* begin Material provided *

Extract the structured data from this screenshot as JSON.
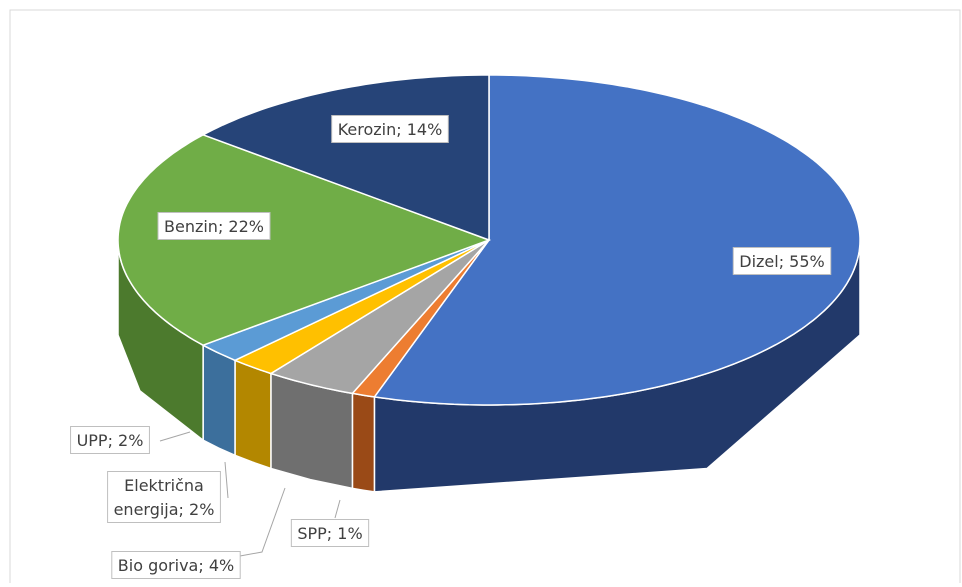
{
  "chart_data": {
    "type": "pie3d",
    "values": [
      55,
      1,
      4,
      2,
      2,
      22,
      14
    ],
    "value_labels": [
      "Dizel; 55%",
      "SPP; 1%",
      "Bio goriva; 4%",
      "Električna energija; 2%",
      "UPP; 2%",
      "Benzin; 22%",
      "Kerozin; 14%"
    ],
    "colors": [
      "#4472c4",
      "#ed7d31",
      "#a5a5a5",
      "#ffc000",
      "#5b9bd5",
      "#70ad47",
      "#264478"
    ],
    "side_colors": [
      "#22396a",
      "#9a4a17",
      "#6f6f6f",
      "#b38700",
      "#3c6f9c",
      "#4c7a2d",
      "#1a2f55"
    ]
  }
}
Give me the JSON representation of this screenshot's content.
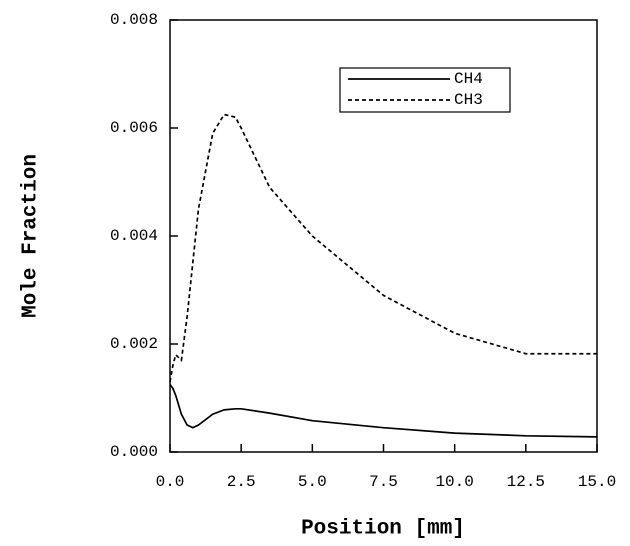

* end Material provided *

### Stated task
Restate each of the entries above word for word and skip every image.

### Solved exercise
Extract the structured data from this screenshot as JSON.
{
  "chart_data": {
    "type": "pie3d",
    "values": [
      55,
      1,
      4,
      2,
      2,
      22,
      14
    ],
    "value_labels": [
      "Dizel; 55%",
      "SPP; 1%",
      "Bio goriva; 4%",
      "Električna energija; 2%",
      "UPP; 2%",
      "Benzin; 22%",
      "Kerozin; 14%"
    ],
    "colors": [
      "#4472c4",
      "#ed7d31",
      "#a5a5a5",
      "#ffc000",
      "#5b9bd5",
      "#70ad47",
      "#264478"
    ],
    "side_colors": [
      "#22396a",
      "#9a4a17",
      "#6f6f6f",
      "#b38700",
      "#3c6f9c",
      "#4c7a2d",
      "#1a2f55"
    ]
  }
}
Give me the JSON representation of this screenshot's content.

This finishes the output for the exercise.